| What the task asks |
Transcribe each entry below exactly. Pictures do not go in the copy.

Structured figure records
####
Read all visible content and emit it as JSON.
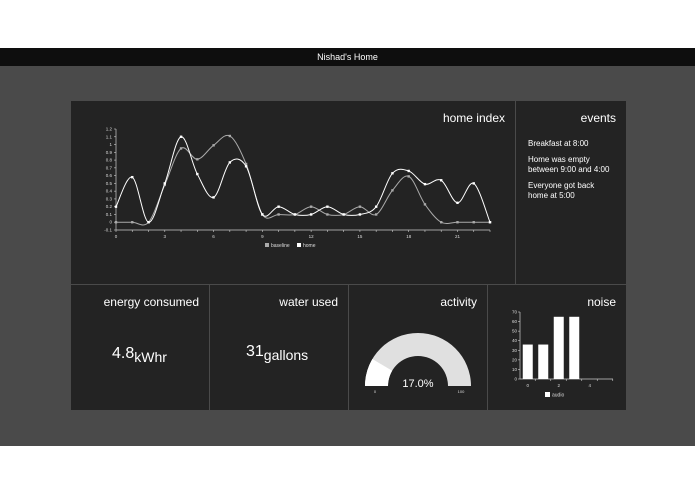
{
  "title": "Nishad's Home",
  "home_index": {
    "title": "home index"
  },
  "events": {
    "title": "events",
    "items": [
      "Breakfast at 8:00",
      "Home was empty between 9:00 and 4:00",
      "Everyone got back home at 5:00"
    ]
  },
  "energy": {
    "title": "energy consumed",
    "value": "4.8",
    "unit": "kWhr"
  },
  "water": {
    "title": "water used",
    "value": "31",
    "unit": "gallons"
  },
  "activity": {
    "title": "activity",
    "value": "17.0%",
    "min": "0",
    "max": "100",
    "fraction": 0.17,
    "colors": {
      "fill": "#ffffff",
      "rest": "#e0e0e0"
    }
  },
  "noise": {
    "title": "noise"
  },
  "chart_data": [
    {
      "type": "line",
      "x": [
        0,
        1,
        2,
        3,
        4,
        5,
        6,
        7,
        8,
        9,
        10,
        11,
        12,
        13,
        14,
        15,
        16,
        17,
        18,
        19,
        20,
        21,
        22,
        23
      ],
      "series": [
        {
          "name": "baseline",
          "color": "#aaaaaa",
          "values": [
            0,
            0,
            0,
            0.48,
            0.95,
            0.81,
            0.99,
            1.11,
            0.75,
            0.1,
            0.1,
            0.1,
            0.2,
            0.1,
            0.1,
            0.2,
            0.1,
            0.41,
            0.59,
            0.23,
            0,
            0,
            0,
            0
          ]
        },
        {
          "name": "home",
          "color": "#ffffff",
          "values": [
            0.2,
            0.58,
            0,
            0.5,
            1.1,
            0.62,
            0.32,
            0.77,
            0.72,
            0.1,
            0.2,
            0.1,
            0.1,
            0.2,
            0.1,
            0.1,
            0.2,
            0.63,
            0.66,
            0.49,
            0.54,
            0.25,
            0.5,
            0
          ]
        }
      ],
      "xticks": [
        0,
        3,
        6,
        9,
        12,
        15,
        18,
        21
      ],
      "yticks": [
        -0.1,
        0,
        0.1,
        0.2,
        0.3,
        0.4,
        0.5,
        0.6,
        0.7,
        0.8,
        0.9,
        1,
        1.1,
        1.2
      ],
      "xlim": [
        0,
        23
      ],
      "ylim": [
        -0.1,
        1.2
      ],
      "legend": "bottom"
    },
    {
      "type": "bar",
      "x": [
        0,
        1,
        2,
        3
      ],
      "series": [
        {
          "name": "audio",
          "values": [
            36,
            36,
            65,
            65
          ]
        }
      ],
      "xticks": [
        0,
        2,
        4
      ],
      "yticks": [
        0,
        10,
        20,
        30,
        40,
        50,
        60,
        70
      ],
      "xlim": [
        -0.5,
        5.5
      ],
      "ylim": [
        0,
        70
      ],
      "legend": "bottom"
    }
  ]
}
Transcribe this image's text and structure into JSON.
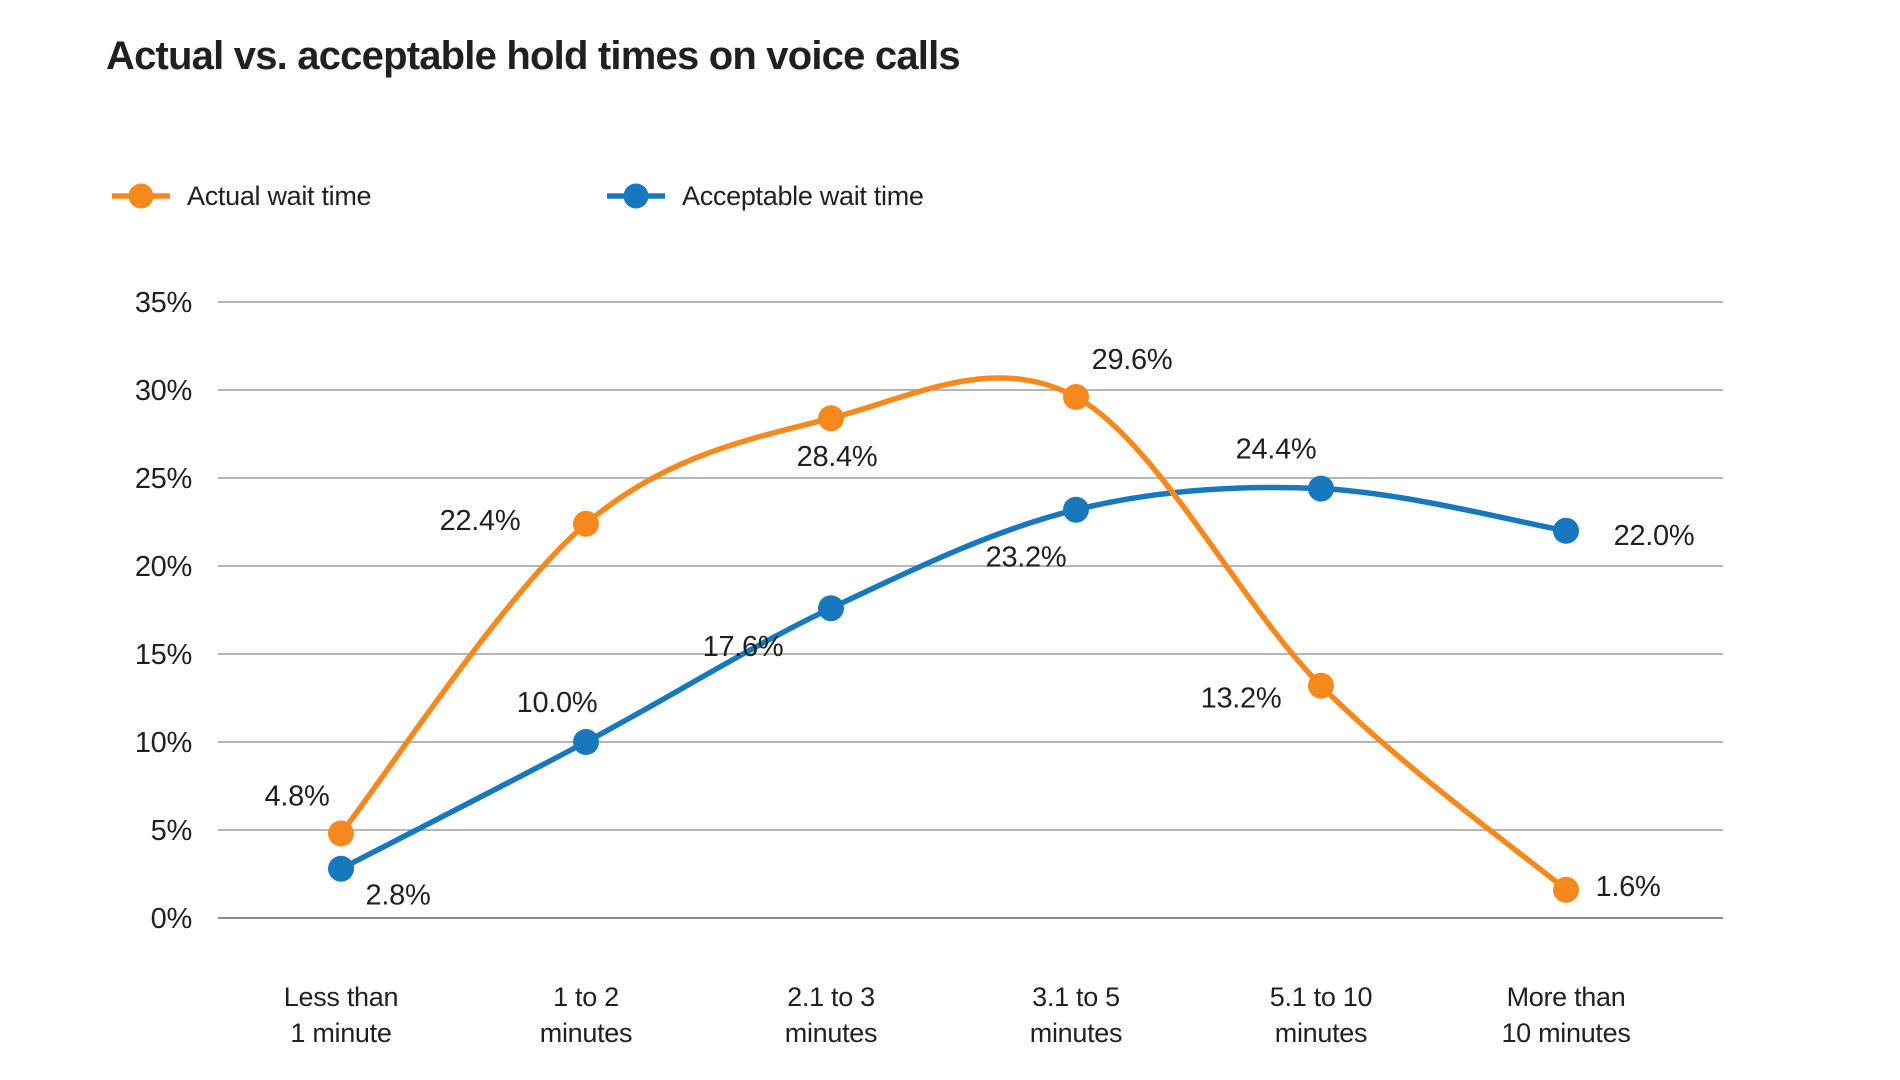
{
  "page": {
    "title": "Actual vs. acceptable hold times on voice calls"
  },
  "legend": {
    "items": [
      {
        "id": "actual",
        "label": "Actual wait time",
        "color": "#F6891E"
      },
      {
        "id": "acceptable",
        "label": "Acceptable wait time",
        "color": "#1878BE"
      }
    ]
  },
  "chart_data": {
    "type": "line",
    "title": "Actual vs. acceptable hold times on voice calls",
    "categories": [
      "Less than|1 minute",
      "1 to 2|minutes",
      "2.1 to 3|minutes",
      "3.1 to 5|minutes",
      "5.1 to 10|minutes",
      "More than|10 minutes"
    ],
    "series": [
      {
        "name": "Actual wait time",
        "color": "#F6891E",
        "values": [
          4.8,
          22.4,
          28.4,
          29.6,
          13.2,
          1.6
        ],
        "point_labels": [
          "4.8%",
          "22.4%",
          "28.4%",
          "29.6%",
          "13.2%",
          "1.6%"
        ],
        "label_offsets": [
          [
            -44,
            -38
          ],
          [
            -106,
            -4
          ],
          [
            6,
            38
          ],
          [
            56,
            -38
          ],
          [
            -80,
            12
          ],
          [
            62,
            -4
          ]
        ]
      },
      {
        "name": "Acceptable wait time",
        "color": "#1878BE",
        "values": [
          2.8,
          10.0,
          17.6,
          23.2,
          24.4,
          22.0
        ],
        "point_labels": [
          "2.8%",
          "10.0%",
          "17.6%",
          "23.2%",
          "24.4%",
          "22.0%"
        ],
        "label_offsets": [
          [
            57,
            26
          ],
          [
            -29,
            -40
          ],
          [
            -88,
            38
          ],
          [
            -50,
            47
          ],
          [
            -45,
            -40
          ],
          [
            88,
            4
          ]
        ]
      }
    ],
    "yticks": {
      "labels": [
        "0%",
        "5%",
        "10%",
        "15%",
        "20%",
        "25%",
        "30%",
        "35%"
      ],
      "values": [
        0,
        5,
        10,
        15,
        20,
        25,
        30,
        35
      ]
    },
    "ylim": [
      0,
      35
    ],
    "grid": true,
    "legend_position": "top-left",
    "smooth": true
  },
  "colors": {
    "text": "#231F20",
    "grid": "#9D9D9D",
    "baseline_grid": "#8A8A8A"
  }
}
####
| Right answer |
Read all visible content and emit it as JSON.
{
  "title": "Nishad's Home",
  "home_index": {
    "title": "home index"
  },
  "events": {
    "title": "events",
    "items": [
      "Breakfast at 8:00",
      "Home was empty between 9:00 and 4:00",
      "Everyone got back home at 5:00"
    ]
  },
  "energy": {
    "title": "energy consumed",
    "value": "4.8",
    "unit": "kWhr"
  },
  "water": {
    "title": "water used",
    "value": "31",
    "unit": "gallons"
  },
  "activity": {
    "title": "activity",
    "value": "17.0%",
    "min": "0",
    "max": "100",
    "fraction": 0.17,
    "colors": {
      "fill": "#ffffff",
      "rest": "#e0e0e0"
    }
  },
  "noise": {
    "title": "noise"
  },
  "chart_data": [
    {
      "type": "line",
      "x": [
        0,
        1,
        2,
        3,
        4,
        5,
        6,
        7,
        8,
        9,
        10,
        11,
        12,
        13,
        14,
        15,
        16,
        17,
        18,
        19,
        20,
        21,
        22,
        23
      ],
      "series": [
        {
          "name": "baseline",
          "color": "#aaaaaa",
          "values": [
            0,
            0,
            0,
            0.48,
            0.95,
            0.81,
            0.99,
            1.11,
            0.75,
            0.1,
            0.1,
            0.1,
            0.2,
            0.1,
            0.1,
            0.2,
            0.1,
            0.41,
            0.59,
            0.23,
            0,
            0,
            0,
            0
          ]
        },
        {
          "name": "home",
          "color": "#ffffff",
          "values": [
            0.2,
            0.58,
            0,
            0.5,
            1.1,
            0.62,
            0.32,
            0.77,
            0.72,
            0.1,
            0.2,
            0.1,
            0.1,
            0.2,
            0.1,
            0.1,
            0.2,
            0.63,
            0.66,
            0.49,
            0.54,
            0.25,
            0.5,
            0
          ]
        }
      ],
      "xticks": [
        0,
        3,
        6,
        9,
        12,
        15,
        18,
        21
      ],
      "yticks": [
        -0.1,
        0,
        0.1,
        0.2,
        0.3,
        0.4,
        0.5,
        0.6,
        0.7,
        0.8,
        0.9,
        1,
        1.1,
        1.2
      ],
      "xlim": [
        0,
        23
      ],
      "ylim": [
        -0.1,
        1.2
      ],
      "legend": "bottom"
    },
    {
      "type": "bar",
      "x": [
        0,
        1,
        2,
        3
      ],
      "series": [
        {
          "name": "audio",
          "values": [
            36,
            36,
            65,
            65
          ]
        }
      ],
      "xticks": [
        0,
        2,
        4
      ],
      "yticks": [
        0,
        10,
        20,
        30,
        40,
        50,
        60,
        70
      ],
      "xlim": [
        -0.5,
        5.5
      ],
      "ylim": [
        0,
        70
      ],
      "legend": "bottom"
    }
  ]
}
Transcribe this image's text and structure into JSON.
{
  "page": {
    "title": "Actual vs. acceptable hold times on voice calls"
  },
  "legend": {
    "items": [
      {
        "id": "actual",
        "label": "Actual wait time",
        "color": "#F6891E"
      },
      {
        "id": "acceptable",
        "label": "Acceptable wait time",
        "color": "#1878BE"
      }
    ]
  },
  "chart_data": {
    "type": "line",
    "title": "Actual vs. acceptable hold times on voice calls",
    "categories": [
      "Less than|1 minute",
      "1 to 2|minutes",
      "2.1 to 3|minutes",
      "3.1 to 5|minutes",
      "5.1 to 10|minutes",
      "More than|10 minutes"
    ],
    "series": [
      {
        "name": "Actual wait time",
        "color": "#F6891E",
        "values": [
          4.8,
          22.4,
          28.4,
          29.6,
          13.2,
          1.6
        ],
        "point_labels": [
          "4.8%",
          "22.4%",
          "28.4%",
          "29.6%",
          "13.2%",
          "1.6%"
        ],
        "label_offsets": [
          [
            -44,
            -38
          ],
          [
            -106,
            -4
          ],
          [
            6,
            38
          ],
          [
            56,
            -38
          ],
          [
            -80,
            12
          ],
          [
            62,
            -4
          ]
        ]
      },
      {
        "name": "Acceptable wait time",
        "color": "#1878BE",
        "values": [
          2.8,
          10.0,
          17.6,
          23.2,
          24.4,
          22.0
        ],
        "point_labels": [
          "2.8%",
          "10.0%",
          "17.6%",
          "23.2%",
          "24.4%",
          "22.0%"
        ],
        "label_offsets": [
          [
            57,
            26
          ],
          [
            -29,
            -40
          ],
          [
            -88,
            38
          ],
          [
            -50,
            47
          ],
          [
            -45,
            -40
          ],
          [
            88,
            4
          ]
        ]
      }
    ],
    "yticks": {
      "labels": [
        "0%",
        "5%",
        "10%",
        "15%",
        "20%",
        "25%",
        "30%",
        "35%"
      ],
      "values": [
        0,
        5,
        10,
        15,
        20,
        25,
        30,
        35
      ]
    },
    "ylim": [
      0,
      35
    ],
    "grid": true,
    "legend_position": "top-left",
    "smooth": true
  },
  "colors": {
    "text": "#231F20",
    "grid": "#9D9D9D",
    "baseline_grid": "#8A8A8A"
  }
}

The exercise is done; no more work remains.